====== Record extracts ======
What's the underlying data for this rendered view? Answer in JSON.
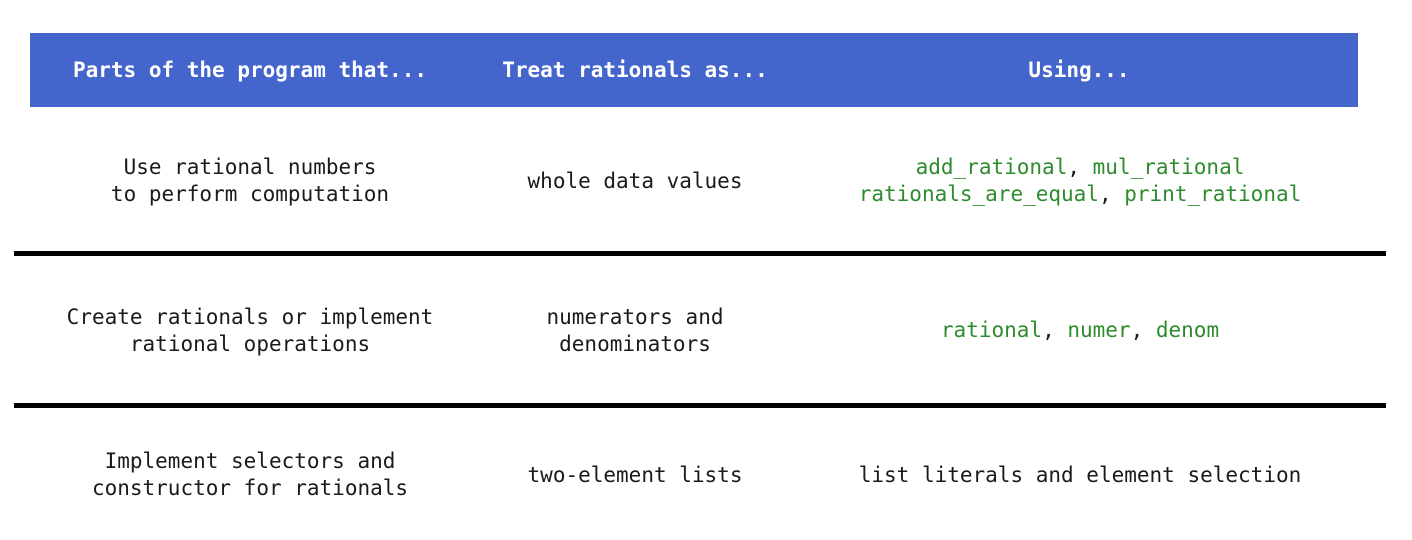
{
  "header": {
    "col1": "Parts of the program that...",
    "col2": "Treat rationals as...",
    "col3": "Using..."
  },
  "rows": [
    {
      "parts": [
        "Use rational numbers",
        "to perform computation"
      ],
      "treat": [
        "whole data values"
      ],
      "using_lines": [
        [
          {
            "t": "add_rational",
            "fn": true
          },
          {
            "t": ", ",
            "fn": false
          },
          {
            "t": "mul_rational",
            "fn": true
          }
        ],
        [
          {
            "t": "rationals_are_equal",
            "fn": true
          },
          {
            "t": ", ",
            "fn": false
          },
          {
            "t": "print_rational",
            "fn": true
          }
        ]
      ]
    },
    {
      "parts": [
        "Create rationals or implement",
        "rational operations"
      ],
      "treat": [
        "numerators and",
        "denominators"
      ],
      "using_lines": [
        [
          {
            "t": "rational",
            "fn": true
          },
          {
            "t": ", ",
            "fn": false
          },
          {
            "t": "numer",
            "fn": true
          },
          {
            "t": ", ",
            "fn": false
          },
          {
            "t": "denom",
            "fn": true
          }
        ]
      ]
    },
    {
      "parts": [
        "Implement selectors and",
        "constructor for rationals"
      ],
      "treat": [
        "two-element lists"
      ],
      "using_lines": [
        [
          {
            "t": "list literals and element selection",
            "fn": false
          }
        ]
      ]
    }
  ],
  "colors": {
    "header_bg": "#4466cc",
    "function_name": "#2e8b2e",
    "divider": "#000000"
  }
}
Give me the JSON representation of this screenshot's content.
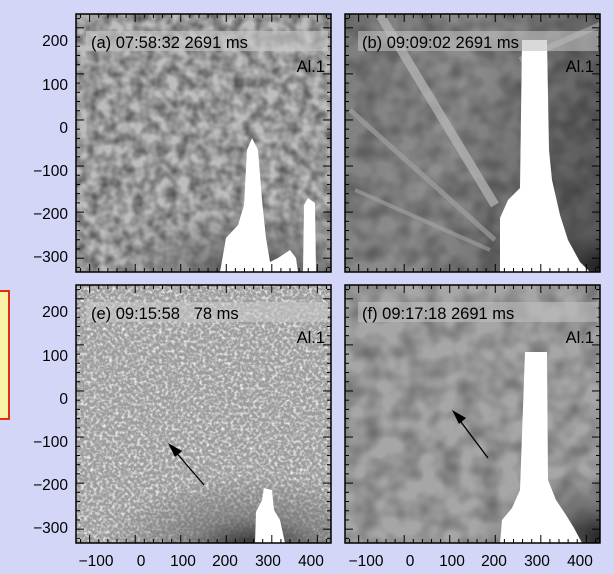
{
  "figure": {
    "panels": [
      {
        "label": "(a) 07:58:32 2691 ms",
        "instrument": "Al.1",
        "style": "mottled"
      },
      {
        "label": "(b) 09:09:02 2691 ms",
        "instrument": "Al.1",
        "style": "streaks"
      },
      {
        "label": "(e) 09:15:58   78 ms",
        "instrument": "Al.1",
        "style": "noisy"
      },
      {
        "label": "(f) 09:17:18 2691 ms",
        "instrument": "Al.1",
        "style": "smooth"
      }
    ],
    "y_ticks": [
      "200",
      "100",
      "0",
      "−100",
      "−200",
      "−300"
    ],
    "x_ticks": [
      "−100",
      "0",
      "100",
      "200",
      "300",
      "400"
    ],
    "arrow_icon": "arrow-up-left-icon",
    "colors": {
      "background": "#d4d6f8",
      "frame": "#000000",
      "saturated": "#ffffff",
      "side_box_border": "#e03010",
      "side_box_fill": "#f7f2a8"
    }
  }
}
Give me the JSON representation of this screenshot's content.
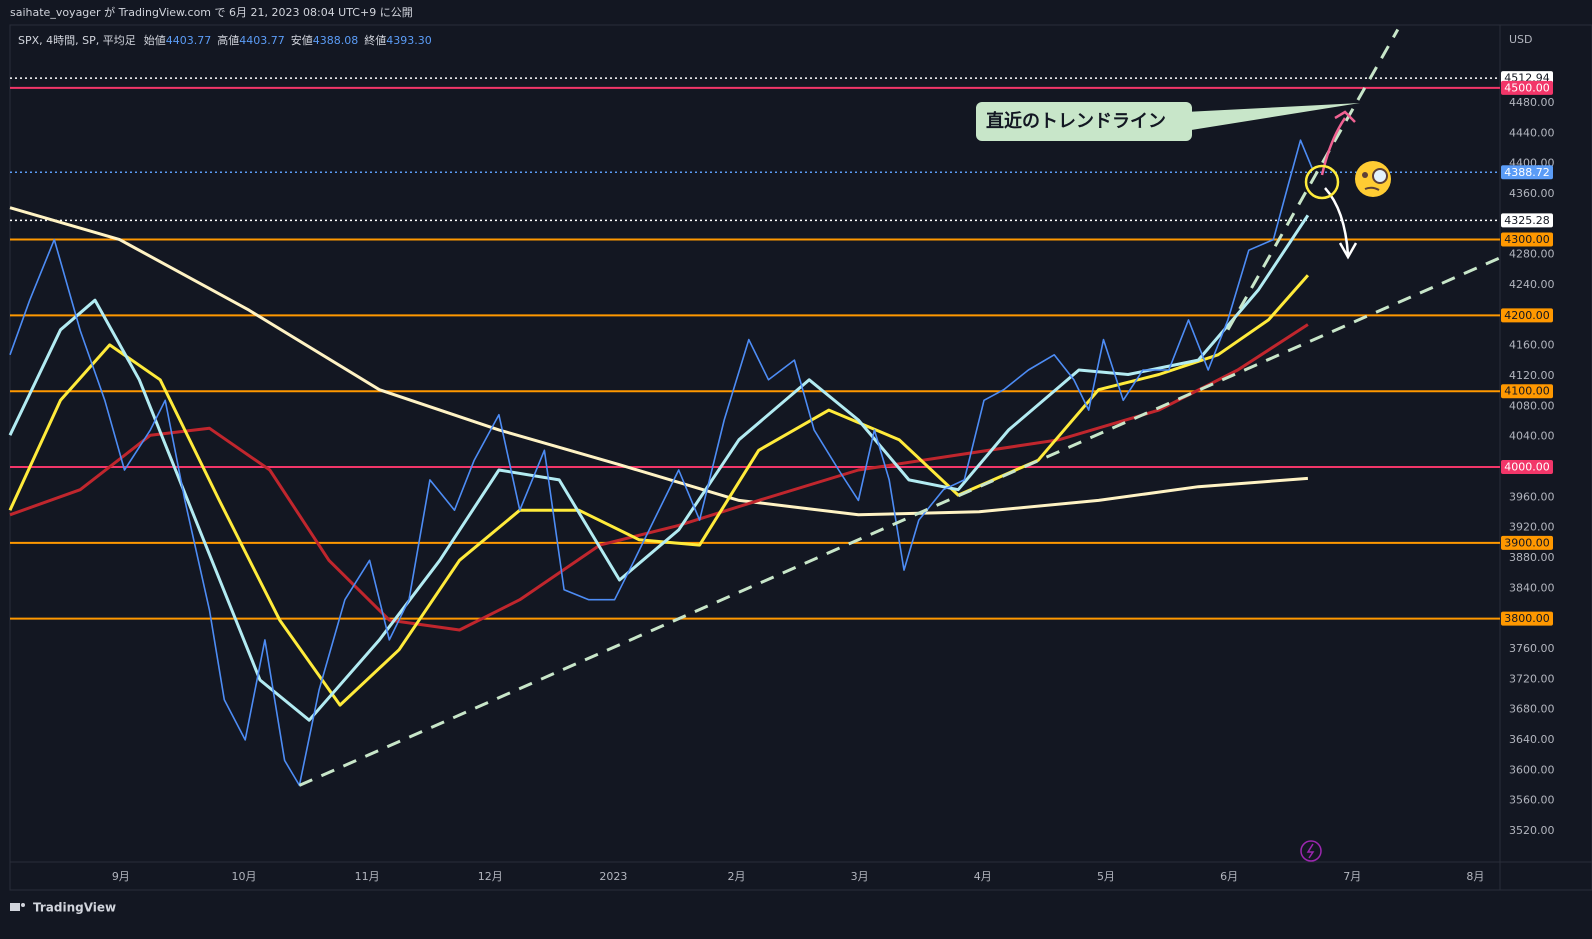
{
  "chart_data": {
    "type": "line",
    "header": "saihate_voyager が TradingView.com で 6月 21, 2023 08:04 UTC+9 に公開",
    "symbol": "SPX, 4時間, SP, 平均足",
    "ohlc": [
      {
        "label": "始値",
        "value": "4403.77"
      },
      {
        "label": "高値",
        "value": "4403.77"
      },
      {
        "label": "安値",
        "value": "4388.08"
      },
      {
        "label": "終値",
        "value": "4393.30"
      }
    ],
    "currency": "USD",
    "annotation": "直近のトレンドライン",
    "brand": "TradingView",
    "xlim": [
      -0.9,
      11.2
    ],
    "ylim": [
      3479,
      4583
    ],
    "xticks": [
      {
        "value": 0,
        "label": "9月"
      },
      {
        "value": 1,
        "label": "10月"
      },
      {
        "value": 2,
        "label": "11月"
      },
      {
        "value": 3,
        "label": "12月"
      },
      {
        "value": 4,
        "label": "2023"
      },
      {
        "value": 5,
        "label": "2月"
      },
      {
        "value": 6,
        "label": "3月"
      },
      {
        "value": 7,
        "label": "4月"
      },
      {
        "value": 8,
        "label": "5月"
      },
      {
        "value": 9,
        "label": "6月"
      },
      {
        "value": 10,
        "label": "7月"
      },
      {
        "value": 11,
        "label": "8月"
      }
    ],
    "yticks": [
      {
        "value": 3520,
        "label": "3520.00"
      },
      {
        "value": 3560,
        "label": "3560.00"
      },
      {
        "value": 3600,
        "label": "3600.00"
      },
      {
        "value": 3640,
        "label": "3640.00"
      },
      {
        "value": 3680,
        "label": "3680.00"
      },
      {
        "value": 3720,
        "label": "3720.00"
      },
      {
        "value": 3760,
        "label": "3760.00"
      },
      {
        "value": 3840,
        "label": "3840.00"
      },
      {
        "value": 3880,
        "label": "3880.00"
      },
      {
        "value": 3920,
        "label": "3920.00"
      },
      {
        "value": 3960,
        "label": "3960.00"
      },
      {
        "value": 4040,
        "label": "4040.00"
      },
      {
        "value": 4080,
        "label": "4080.00"
      },
      {
        "value": 4120,
        "label": "4120.00"
      },
      {
        "value": 4160,
        "label": "4160.00"
      },
      {
        "value": 4240,
        "label": "4240.00"
      },
      {
        "value": 4280,
        "label": "4280.00"
      },
      {
        "value": 4360,
        "label": "4360.00"
      },
      {
        "value": 4400,
        "label": "4400.00"
      },
      {
        "value": 4440,
        "label": "4440.00"
      },
      {
        "value": 4480,
        "label": "4480.00"
      }
    ],
    "levels": [
      {
        "value": 4512.94,
        "label": "4512.94",
        "color": "#ffffff",
        "text_color": "#131722",
        "style": "dotted"
      },
      {
        "value": 4500,
        "label": "4500.00",
        "color": "#f23669",
        "text_color": "#ffffff",
        "style": "solid"
      },
      {
        "value": 4388.72,
        "label": "4388.72",
        "color": "#5b9cf6",
        "text_color": "#ffffff",
        "style": "dotted"
      },
      {
        "value": 4325.28,
        "label": "4325.28",
        "color": "#ffffff",
        "text_color": "#131722",
        "style": "dotted"
      },
      {
        "value": 4300,
        "label": "4300.00",
        "color": "#ff9800",
        "text_color": "#131722",
        "style": "solid"
      },
      {
        "value": 4200,
        "label": "4200.00",
        "color": "#ff9800",
        "text_color": "#131722",
        "style": "solid"
      },
      {
        "value": 4100,
        "label": "4100.00",
        "color": "#ff9800",
        "text_color": "#131722",
        "style": "solid"
      },
      {
        "value": 4000,
        "label": "4000.00",
        "color": "#f23669",
        "text_color": "#ffffff",
        "style": "solid"
      },
      {
        "value": 3900,
        "label": "3900.00",
        "color": "#ff9800",
        "text_color": "#131722",
        "style": "solid"
      },
      {
        "value": 3800,
        "label": "3800.00",
        "color": "#ff9800",
        "text_color": "#131722",
        "style": "solid"
      }
    ],
    "trendlines": [
      {
        "x": [
          1.45,
          11.2
        ],
        "values": [
          3580,
          4276
        ],
        "color": "#c8e6c9"
      },
      {
        "x": [
          8.99,
          10.37
        ],
        "values": [
          4181,
          4577
        ],
        "color": "#c8e6c9"
      }
    ],
    "series": [
      {
        "color": "#fff3c4",
        "width": 3,
        "x": [
          -0.9,
          -0.01,
          1.04,
          2.1,
          3.07,
          4.05,
          5.02,
          5.99,
          6.97,
          7.94,
          8.75,
          9.64
        ],
        "values": [
          4342,
          4300,
          4207,
          4102,
          4049,
          4003,
          3956,
          3937,
          3941,
          3956,
          3974,
          3985
        ]
      },
      {
        "color": "#c0262d",
        "width": 3,
        "x": [
          -0.9,
          -0.33,
          0.24,
          0.72,
          1.21,
          1.69,
          2.18,
          2.75,
          3.24,
          3.89,
          4.53,
          5.18,
          5.99,
          6.8,
          7.62,
          8.43,
          9.07,
          9.64
        ],
        "values": [
          3937,
          3970,
          4042,
          4051,
          3996,
          3877,
          3798,
          3785,
          3825,
          3897,
          3923,
          3956,
          3996,
          4016,
          4036,
          4075,
          4128,
          4188
        ]
      },
      {
        "color": "#ffeb3b",
        "width": 3,
        "x": [
          -0.9,
          -0.49,
          -0.09,
          0.32,
          0.8,
          1.29,
          1.78,
          2.26,
          2.75,
          3.24,
          3.72,
          4.21,
          4.7,
          5.18,
          5.75,
          6.32,
          6.8,
          7.45,
          7.94,
          8.43,
          8.91,
          9.32,
          9.64
        ],
        "values": [
          3943,
          4088,
          4161,
          4115,
          3956,
          3798,
          3686,
          3759,
          3877,
          3943,
          3943,
          3904,
          3897,
          4022,
          4075,
          4036,
          3963,
          4009,
          4102,
          4122,
          4148,
          4194,
          4253
        ]
      },
      {
        "color": "#b2ebf2",
        "width": 3,
        "x": [
          -0.9,
          -0.49,
          -0.21,
          0.15,
          0.64,
          1.13,
          1.53,
          2.1,
          2.59,
          3.07,
          3.56,
          4.05,
          4.53,
          5.02,
          5.59,
          5.99,
          6.4,
          6.8,
          7.21,
          7.78,
          8.18,
          8.75,
          9.24,
          9.64
        ],
        "values": [
          4042,
          4181,
          4220,
          4115,
          3917,
          3719,
          3666,
          3772,
          3877,
          3996,
          3983,
          3851,
          3917,
          4036,
          4115,
          4062,
          3983,
          3970,
          4049,
          4128,
          4122,
          4141,
          4234,
          4332
        ]
      },
      {
        "color": "#4d8cf5",
        "width": 1.6,
        "x": [
          -0.9,
          -0.74,
          -0.54,
          -0.33,
          -0.13,
          0.03,
          0.24,
          0.36,
          0.52,
          0.72,
          0.84,
          1.01,
          1.17,
          1.33,
          1.45,
          1.61,
          1.82,
          2.02,
          2.18,
          2.34,
          2.51,
          2.71,
          2.87,
          3.07,
          3.24,
          3.44,
          3.6,
          3.8,
          4.01,
          4.17,
          4.33,
          4.53,
          4.7,
          4.9,
          5.1,
          5.26,
          5.47,
          5.63,
          5.83,
          5.99,
          6.12,
          6.24,
          6.36,
          6.48,
          6.68,
          6.85,
          7.01,
          7.17,
          7.37,
          7.58,
          7.74,
          7.86,
          7.98,
          8.14,
          8.3,
          8.51,
          8.67,
          8.83,
          8.99,
          9.16,
          9.36,
          9.48,
          9.58,
          9.68
        ],
        "values": [
          4148,
          4220,
          4300,
          4180,
          4088,
          3996,
          4049,
          4088,
          3956,
          3811,
          3693,
          3640,
          3772,
          3613,
          3580,
          3706,
          3825,
          3877,
          3772,
          3825,
          3983,
          3943,
          4009,
          4069,
          3943,
          4022,
          3838,
          3825,
          3825,
          3877,
          3930,
          3996,
          3930,
          4062,
          4168,
          4115,
          4141,
          4049,
          3996,
          3956,
          4049,
          3983,
          3864,
          3930,
          3970,
          3983,
          4088,
          4102,
          4128,
          4148,
          4115,
          4075,
          4168,
          4088,
          4128,
          4128,
          4194,
          4128,
          4194,
          4286,
          4300,
          4372,
          4431,
          4392
        ]
      }
    ]
  }
}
======
Lines holding the word "element" in the entries above are the ones to pull out. Copy them all.

Answer to this problem
        "two-element lists"
            "t": "list literals and element selection",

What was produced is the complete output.